[start of Records for processing]
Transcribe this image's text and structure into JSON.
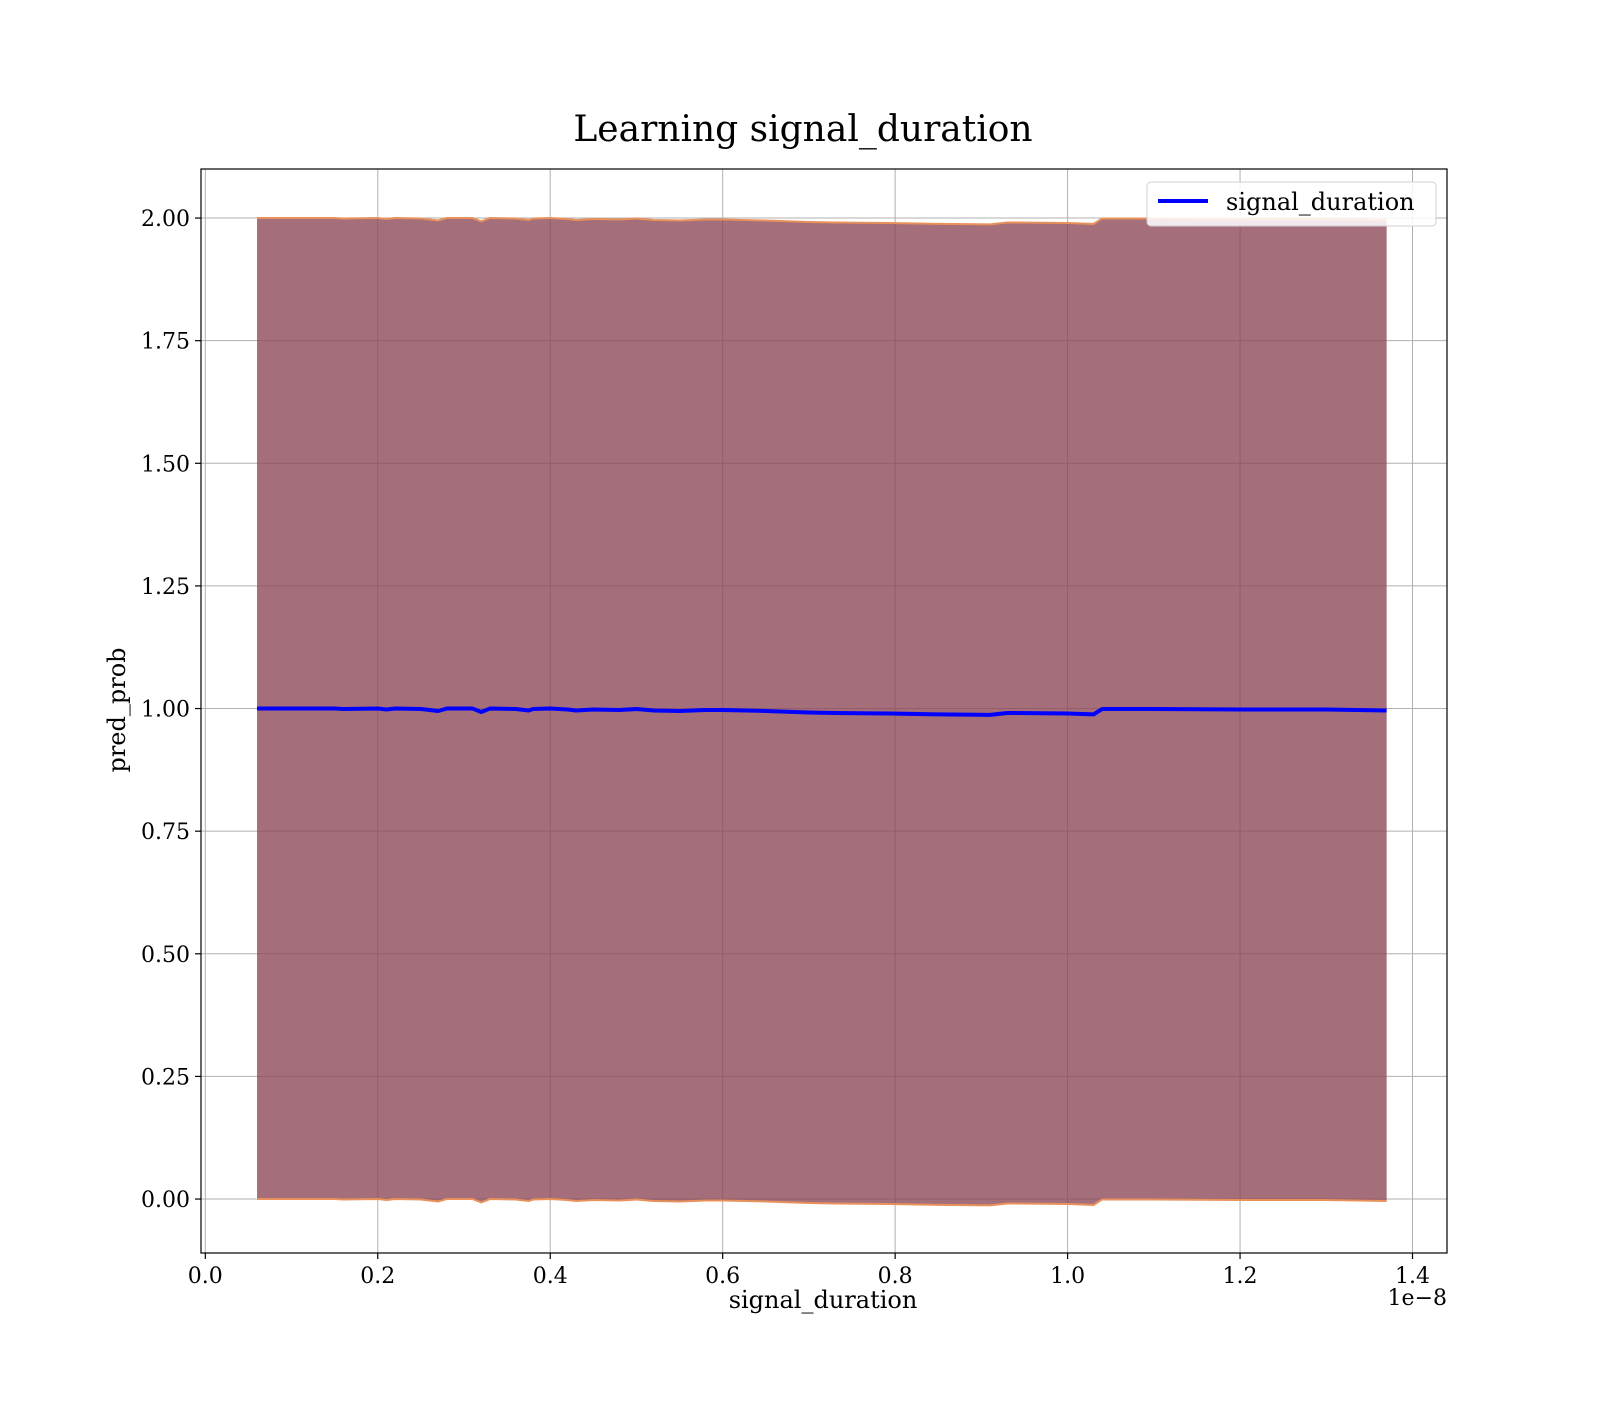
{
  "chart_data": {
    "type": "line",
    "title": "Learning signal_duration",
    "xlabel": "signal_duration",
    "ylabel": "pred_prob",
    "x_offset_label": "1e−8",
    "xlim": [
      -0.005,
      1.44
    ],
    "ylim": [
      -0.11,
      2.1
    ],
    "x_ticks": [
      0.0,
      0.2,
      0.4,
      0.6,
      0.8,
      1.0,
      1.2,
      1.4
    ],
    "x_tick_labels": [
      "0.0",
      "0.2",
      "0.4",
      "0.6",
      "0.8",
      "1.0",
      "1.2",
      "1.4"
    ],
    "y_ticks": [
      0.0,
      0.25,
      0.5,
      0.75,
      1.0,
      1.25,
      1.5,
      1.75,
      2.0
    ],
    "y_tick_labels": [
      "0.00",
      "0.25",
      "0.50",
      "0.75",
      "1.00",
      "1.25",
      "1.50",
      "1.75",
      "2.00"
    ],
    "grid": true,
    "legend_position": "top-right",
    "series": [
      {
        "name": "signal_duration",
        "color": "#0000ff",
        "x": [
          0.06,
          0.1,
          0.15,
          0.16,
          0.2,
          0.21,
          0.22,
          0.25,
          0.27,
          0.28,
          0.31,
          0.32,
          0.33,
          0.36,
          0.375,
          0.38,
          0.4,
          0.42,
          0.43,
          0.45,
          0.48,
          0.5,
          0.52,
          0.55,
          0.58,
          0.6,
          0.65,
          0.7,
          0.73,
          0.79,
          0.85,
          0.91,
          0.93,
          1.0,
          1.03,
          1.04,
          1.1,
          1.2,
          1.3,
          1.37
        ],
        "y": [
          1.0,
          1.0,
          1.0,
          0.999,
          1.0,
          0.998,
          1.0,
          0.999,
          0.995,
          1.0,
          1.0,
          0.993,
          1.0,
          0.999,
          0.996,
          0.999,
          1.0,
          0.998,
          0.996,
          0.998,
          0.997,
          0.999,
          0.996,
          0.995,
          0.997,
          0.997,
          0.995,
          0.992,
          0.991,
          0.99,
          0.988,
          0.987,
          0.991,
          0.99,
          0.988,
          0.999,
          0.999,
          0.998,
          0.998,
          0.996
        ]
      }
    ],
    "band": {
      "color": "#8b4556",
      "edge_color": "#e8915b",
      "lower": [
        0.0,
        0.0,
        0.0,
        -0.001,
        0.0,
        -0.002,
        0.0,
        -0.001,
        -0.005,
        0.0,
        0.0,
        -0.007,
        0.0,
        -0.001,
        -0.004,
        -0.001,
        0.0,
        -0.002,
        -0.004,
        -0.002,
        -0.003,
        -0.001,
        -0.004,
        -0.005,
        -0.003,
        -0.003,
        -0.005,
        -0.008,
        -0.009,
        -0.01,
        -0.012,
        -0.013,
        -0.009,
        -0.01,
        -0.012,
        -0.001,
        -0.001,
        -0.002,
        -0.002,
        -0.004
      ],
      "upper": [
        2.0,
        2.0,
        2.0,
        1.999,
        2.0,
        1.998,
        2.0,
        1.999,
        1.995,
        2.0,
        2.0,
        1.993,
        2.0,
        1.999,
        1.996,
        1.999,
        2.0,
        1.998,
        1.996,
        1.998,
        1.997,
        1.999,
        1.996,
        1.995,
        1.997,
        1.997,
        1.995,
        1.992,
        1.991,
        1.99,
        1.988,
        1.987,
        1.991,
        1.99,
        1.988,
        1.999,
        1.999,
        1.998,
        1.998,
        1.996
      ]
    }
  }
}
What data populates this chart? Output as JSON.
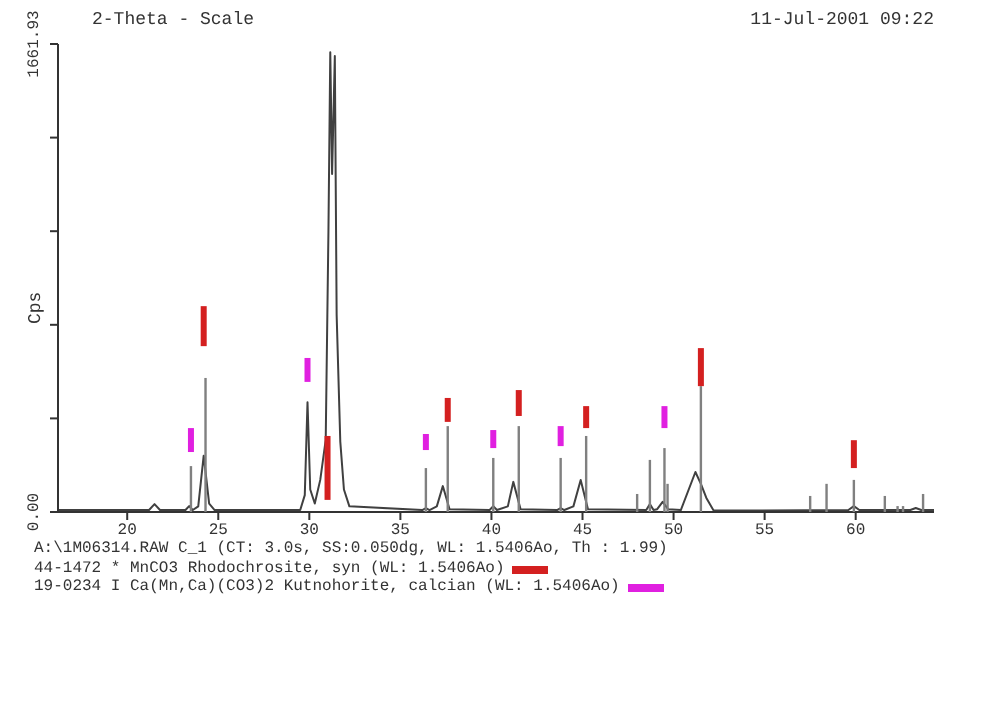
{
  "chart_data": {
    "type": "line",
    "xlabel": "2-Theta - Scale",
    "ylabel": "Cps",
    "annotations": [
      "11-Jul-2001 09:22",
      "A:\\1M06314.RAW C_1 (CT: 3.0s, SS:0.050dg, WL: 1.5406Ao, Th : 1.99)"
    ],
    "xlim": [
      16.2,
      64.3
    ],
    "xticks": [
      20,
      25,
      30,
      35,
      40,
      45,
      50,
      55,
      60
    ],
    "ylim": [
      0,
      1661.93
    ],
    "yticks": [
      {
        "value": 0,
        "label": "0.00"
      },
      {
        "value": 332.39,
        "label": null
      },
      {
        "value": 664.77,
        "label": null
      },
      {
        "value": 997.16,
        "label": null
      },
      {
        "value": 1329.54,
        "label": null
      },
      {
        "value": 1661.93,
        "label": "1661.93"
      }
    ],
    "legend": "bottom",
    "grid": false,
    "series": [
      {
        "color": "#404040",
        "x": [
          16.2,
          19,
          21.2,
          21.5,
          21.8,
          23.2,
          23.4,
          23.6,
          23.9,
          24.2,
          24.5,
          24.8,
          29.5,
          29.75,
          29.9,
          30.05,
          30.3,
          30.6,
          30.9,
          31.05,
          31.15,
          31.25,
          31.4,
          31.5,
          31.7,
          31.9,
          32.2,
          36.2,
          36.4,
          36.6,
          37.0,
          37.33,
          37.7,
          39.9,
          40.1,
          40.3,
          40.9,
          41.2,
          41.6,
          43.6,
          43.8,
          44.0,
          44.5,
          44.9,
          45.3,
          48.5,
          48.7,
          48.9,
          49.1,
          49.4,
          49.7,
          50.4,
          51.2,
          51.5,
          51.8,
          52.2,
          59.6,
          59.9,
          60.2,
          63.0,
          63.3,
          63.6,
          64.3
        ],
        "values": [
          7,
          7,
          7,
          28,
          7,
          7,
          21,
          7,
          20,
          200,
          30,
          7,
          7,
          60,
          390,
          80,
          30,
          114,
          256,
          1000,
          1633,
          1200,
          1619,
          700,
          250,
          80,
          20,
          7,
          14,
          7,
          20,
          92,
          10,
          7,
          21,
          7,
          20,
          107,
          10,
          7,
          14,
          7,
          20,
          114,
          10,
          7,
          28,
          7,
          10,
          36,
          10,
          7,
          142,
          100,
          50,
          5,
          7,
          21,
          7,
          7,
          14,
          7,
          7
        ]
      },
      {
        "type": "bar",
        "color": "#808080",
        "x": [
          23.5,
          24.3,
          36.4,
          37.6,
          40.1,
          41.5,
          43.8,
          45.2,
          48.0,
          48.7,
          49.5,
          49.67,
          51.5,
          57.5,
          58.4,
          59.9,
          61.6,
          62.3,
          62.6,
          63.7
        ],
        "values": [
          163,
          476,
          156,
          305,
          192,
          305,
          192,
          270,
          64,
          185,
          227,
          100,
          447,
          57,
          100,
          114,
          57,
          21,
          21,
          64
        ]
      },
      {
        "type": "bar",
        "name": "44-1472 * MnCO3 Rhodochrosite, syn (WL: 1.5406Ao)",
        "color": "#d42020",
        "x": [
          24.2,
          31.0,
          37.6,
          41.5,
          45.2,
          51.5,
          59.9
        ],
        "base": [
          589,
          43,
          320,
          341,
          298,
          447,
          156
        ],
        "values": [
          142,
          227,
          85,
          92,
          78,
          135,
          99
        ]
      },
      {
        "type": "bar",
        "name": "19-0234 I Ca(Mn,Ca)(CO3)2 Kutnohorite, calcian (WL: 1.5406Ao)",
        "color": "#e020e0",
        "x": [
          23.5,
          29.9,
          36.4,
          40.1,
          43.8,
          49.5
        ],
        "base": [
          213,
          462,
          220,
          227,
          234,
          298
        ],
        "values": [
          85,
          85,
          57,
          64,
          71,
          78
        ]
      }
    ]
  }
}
[end of Records for processing]
* [The request]: Write out all the entries word for word, but skip any images.

* [Solution for this problem]:
Transcribe this image's text and structure into JSON.
{
  "chart_data": {
    "type": "line",
    "title": "Learning signal_duration",
    "xlabel": "signal_duration",
    "ylabel": "pred_prob",
    "x_offset_label": "1e−8",
    "xlim": [
      -0.005,
      1.44
    ],
    "ylim": [
      -0.11,
      2.1
    ],
    "x_ticks": [
      0.0,
      0.2,
      0.4,
      0.6,
      0.8,
      1.0,
      1.2,
      1.4
    ],
    "x_tick_labels": [
      "0.0",
      "0.2",
      "0.4",
      "0.6",
      "0.8",
      "1.0",
      "1.2",
      "1.4"
    ],
    "y_ticks": [
      0.0,
      0.25,
      0.5,
      0.75,
      1.0,
      1.25,
      1.5,
      1.75,
      2.0
    ],
    "y_tick_labels": [
      "0.00",
      "0.25",
      "0.50",
      "0.75",
      "1.00",
      "1.25",
      "1.50",
      "1.75",
      "2.00"
    ],
    "grid": true,
    "legend_position": "top-right",
    "series": [
      {
        "name": "signal_duration",
        "color": "#0000ff",
        "x": [
          0.06,
          0.1,
          0.15,
          0.16,
          0.2,
          0.21,
          0.22,
          0.25,
          0.27,
          0.28,
          0.31,
          0.32,
          0.33,
          0.36,
          0.375,
          0.38,
          0.4,
          0.42,
          0.43,
          0.45,
          0.48,
          0.5,
          0.52,
          0.55,
          0.58,
          0.6,
          0.65,
          0.7,
          0.73,
          0.79,
          0.85,
          0.91,
          0.93,
          1.0,
          1.03,
          1.04,
          1.1,
          1.2,
          1.3,
          1.37
        ],
        "y": [
          1.0,
          1.0,
          1.0,
          0.999,
          1.0,
          0.998,
          1.0,
          0.999,
          0.995,
          1.0,
          1.0,
          0.993,
          1.0,
          0.999,
          0.996,
          0.999,
          1.0,
          0.998,
          0.996,
          0.998,
          0.997,
          0.999,
          0.996,
          0.995,
          0.997,
          0.997,
          0.995,
          0.992,
          0.991,
          0.99,
          0.988,
          0.987,
          0.991,
          0.99,
          0.988,
          0.999,
          0.999,
          0.998,
          0.998,
          0.996
        ]
      }
    ],
    "band": {
      "color": "#8b4556",
      "edge_color": "#e8915b",
      "lower": [
        0.0,
        0.0,
        0.0,
        -0.001,
        0.0,
        -0.002,
        0.0,
        -0.001,
        -0.005,
        0.0,
        0.0,
        -0.007,
        0.0,
        -0.001,
        -0.004,
        -0.001,
        0.0,
        -0.002,
        -0.004,
        -0.002,
        -0.003,
        -0.001,
        -0.004,
        -0.005,
        -0.003,
        -0.003,
        -0.005,
        -0.008,
        -0.009,
        -0.01,
        -0.012,
        -0.013,
        -0.009,
        -0.01,
        -0.012,
        -0.001,
        -0.001,
        -0.002,
        -0.002,
        -0.004
      ],
      "upper": [
        2.0,
        2.0,
        2.0,
        1.999,
        2.0,
        1.998,
        2.0,
        1.999,
        1.995,
        2.0,
        2.0,
        1.993,
        2.0,
        1.999,
        1.996,
        1.999,
        2.0,
        1.998,
        1.996,
        1.998,
        1.997,
        1.999,
        1.996,
        1.995,
        1.997,
        1.997,
        1.995,
        1.992,
        1.991,
        1.99,
        1.988,
        1.987,
        1.991,
        1.99,
        1.988,
        1.999,
        1.999,
        1.998,
        1.998,
        1.996
      ]
    }
  }
}
What data populates this chart? Output as JSON.
{
  "chart_data": {
    "type": "line",
    "xlabel": "2-Theta - Scale",
    "ylabel": "Cps",
    "annotations": [
      "11-Jul-2001 09:22",
      "A:\\1M06314.RAW C_1 (CT: 3.0s, SS:0.050dg, WL: 1.5406Ao, Th : 1.99)"
    ],
    "xlim": [
      16.2,
      64.3
    ],
    "xticks": [
      20,
      25,
      30,
      35,
      40,
      45,
      50,
      55,
      60
    ],
    "ylim": [
      0,
      1661.93
    ],
    "yticks": [
      {
        "value": 0,
        "label": "0.00"
      },
      {
        "value": 332.39,
        "label": null
      },
      {
        "value": 664.77,
        "label": null
      },
      {
        "value": 997.16,
        "label": null
      },
      {
        "value": 1329.54,
        "label": null
      },
      {
        "value": 1661.93,
        "label": "1661.93"
      }
    ],
    "legend": "bottom",
    "grid": false,
    "series": [
      {
        "color": "#404040",
        "x": [
          16.2,
          19,
          21.2,
          21.5,
          21.8,
          23.2,
          23.4,
          23.6,
          23.9,
          24.2,
          24.5,
          24.8,
          29.5,
          29.75,
          29.9,
          30.05,
          30.3,
          30.6,
          30.9,
          31.05,
          31.15,
          31.25,
          31.4,
          31.5,
          31.7,
          31.9,
          32.2,
          36.2,
          36.4,
          36.6,
          37.0,
          37.33,
          37.7,
          39.9,
          40.1,
          40.3,
          40.9,
          41.2,
          41.6,
          43.6,
          43.8,
          44.0,
          44.5,
          44.9,
          45.3,
          48.5,
          48.7,
          48.9,
          49.1,
          49.4,
          49.7,
          50.4,
          51.2,
          51.5,
          51.8,
          52.2,
          59.6,
          59.9,
          60.2,
          63.0,
          63.3,
          63.6,
          64.3
        ],
        "values": [
          7,
          7,
          7,
          28,
          7,
          7,
          21,
          7,
          20,
          200,
          30,
          7,
          7,
          60,
          390,
          80,
          30,
          114,
          256,
          1000,
          1633,
          1200,
          1619,
          700,
          250,
          80,
          20,
          7,
          14,
          7,
          20,
          92,
          10,
          7,
          21,
          7,
          20,
          107,
          10,
          7,
          14,
          7,
          20,
          114,
          10,
          7,
          28,
          7,
          10,
          36,
          10,
          7,
          142,
          100,
          50,
          5,
          7,
          21,
          7,
          7,
          14,
          7,
          7
        ]
      },
      {
        "type": "bar",
        "color": "#808080",
        "x": [
          23.5,
          24.3,
          36.4,
          37.6,
          40.1,
          41.5,
          43.8,
          45.2,
          48.0,
          48.7,
          49.5,
          49.67,
          51.5,
          57.5,
          58.4,
          59.9,
          61.6,
          62.3,
          62.6,
          63.7
        ],
        "values": [
          163,
          476,
          156,
          305,
          192,
          305,
          192,
          270,
          64,
          185,
          227,
          100,
          447,
          57,
          100,
          114,
          57,
          21,
          21,
          64
        ]
      },
      {
        "type": "bar",
        "name": "44-1472 * MnCO3 Rhodochrosite, syn (WL: 1.5406Ao)",
        "color": "#d42020",
        "x": [
          24.2,
          31.0,
          37.6,
          41.5,
          45.2,
          51.5,
          59.9
        ],
        "base": [
          589,
          43,
          320,
          341,
          298,
          447,
          156
        ],
        "values": [
          142,
          227,
          85,
          92,
          78,
          135,
          99
        ]
      },
      {
        "type": "bar",
        "name": "19-0234 I Ca(Mn,Ca)(CO3)2 Kutnohorite, calcian (WL: 1.5406Ao)",
        "color": "#e020e0",
        "x": [
          23.5,
          29.9,
          36.4,
          40.1,
          43.8,
          49.5
        ],
        "base": [
          213,
          462,
          220,
          227,
          234,
          298
        ],
        "values": [
          85,
          85,
          57,
          64,
          71,
          78
        ]
      }
    ]
  }
}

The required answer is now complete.